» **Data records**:
★ ★ ★ ★ ★
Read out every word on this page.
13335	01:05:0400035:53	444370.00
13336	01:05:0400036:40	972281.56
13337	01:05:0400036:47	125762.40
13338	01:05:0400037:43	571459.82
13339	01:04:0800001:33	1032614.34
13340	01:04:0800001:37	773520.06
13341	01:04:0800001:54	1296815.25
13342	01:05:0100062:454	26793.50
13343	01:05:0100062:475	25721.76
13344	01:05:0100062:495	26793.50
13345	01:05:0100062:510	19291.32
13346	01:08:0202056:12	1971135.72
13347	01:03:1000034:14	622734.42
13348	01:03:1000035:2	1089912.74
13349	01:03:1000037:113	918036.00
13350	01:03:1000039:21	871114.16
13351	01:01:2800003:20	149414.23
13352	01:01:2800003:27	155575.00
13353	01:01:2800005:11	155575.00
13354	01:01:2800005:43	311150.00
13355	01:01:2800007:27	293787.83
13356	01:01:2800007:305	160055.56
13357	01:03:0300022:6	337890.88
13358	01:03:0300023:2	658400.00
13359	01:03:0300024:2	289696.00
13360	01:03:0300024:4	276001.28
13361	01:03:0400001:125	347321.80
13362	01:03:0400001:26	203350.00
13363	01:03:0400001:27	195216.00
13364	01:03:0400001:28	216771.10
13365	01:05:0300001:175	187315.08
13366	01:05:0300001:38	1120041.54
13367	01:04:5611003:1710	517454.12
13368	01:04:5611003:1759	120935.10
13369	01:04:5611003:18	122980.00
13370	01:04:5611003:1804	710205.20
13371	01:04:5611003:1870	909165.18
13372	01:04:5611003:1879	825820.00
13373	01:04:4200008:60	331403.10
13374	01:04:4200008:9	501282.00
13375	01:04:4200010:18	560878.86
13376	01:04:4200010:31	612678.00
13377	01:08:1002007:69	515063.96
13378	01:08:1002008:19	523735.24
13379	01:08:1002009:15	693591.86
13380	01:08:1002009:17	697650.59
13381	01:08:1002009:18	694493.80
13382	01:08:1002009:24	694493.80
★ ★ ★ ★ ★
Using the listing above, retype each line exactly.

» **TASK RESPONSE**:
Read out every word on this page.
13335	01:05:0400035:53	444370.00
13336	01:05:0400036:40	972281.56
13337	01:05:0400036:47	125762.40
13338	01:05:0400037:43	571459.82
13339	01:04:0800001:33	1032614.34
13340	01:04:0800001:37	773520.06
13341	01:04:0800001:54	1296815.25
13342	01:05:0100062:454	26793.50
13343	01:05:0100062:475	25721.76
13344	01:05:0100062:495	26793.50
13345	01:05:0100062:510	19291.32
13346	01:08:0202056:12	1971135.72
13347	01:03:1000034:14	622734.42
13348	01:03:1000035:2	1089912.74
13349	01:03:1000037:113	918036.00
13350	01:03:1000039:21	871114.16
13351	01:01:2800003:20	149414.23
13352	01:01:2800003:27	155575.00
13353	01:01:2800005:11	155575.00
13354	01:01:2800005:43	311150.00
13355	01:01:2800007:27	293787.83
13356	01:01:2800007:305	160055.56
13357	01:03:0300022:6	337890.88
13358	01:03:0300023:2	658400.00
13359	01:03:0300024:2	289696.00
13360	01:03:0300024:4	276001.28
13361	01:03:0400001:125	347321.80
13362	01:03:0400001:26	203350.00
13363	01:03:0400001:27	195216.00
13364	01:03:0400001:28	216771.10
13365	01:05:0300001:175	187315.08
13366	01:05:0300001:38	1120041.54
13367	01:04:5611003:1710	517454.12
13368	01:04:5611003:1759	120935.10
13369	01:04:5611003:18	122980.00
13370	01:04:5611003:1804	710205.20
13371	01:04:5611003:1870	909165.18
13372	01:04:5611003:1879	825820.00
13373	01:04:4200008:60	331403.10
13374	01:04:4200008:9	501282.00
13375	01:04:4200010:18	560878.86
13376	01:04:4200010:31	612678.00
13377	01:08:1002007:69	515063.96
13378	01:08:1002008:19	523735.24
13379	01:08:1002009:15	693591.86
13380	01:08:1002009:17	697650.59
13381	01:08:1002009:18	694493.80
13382	01:08:1002009:24	694493.80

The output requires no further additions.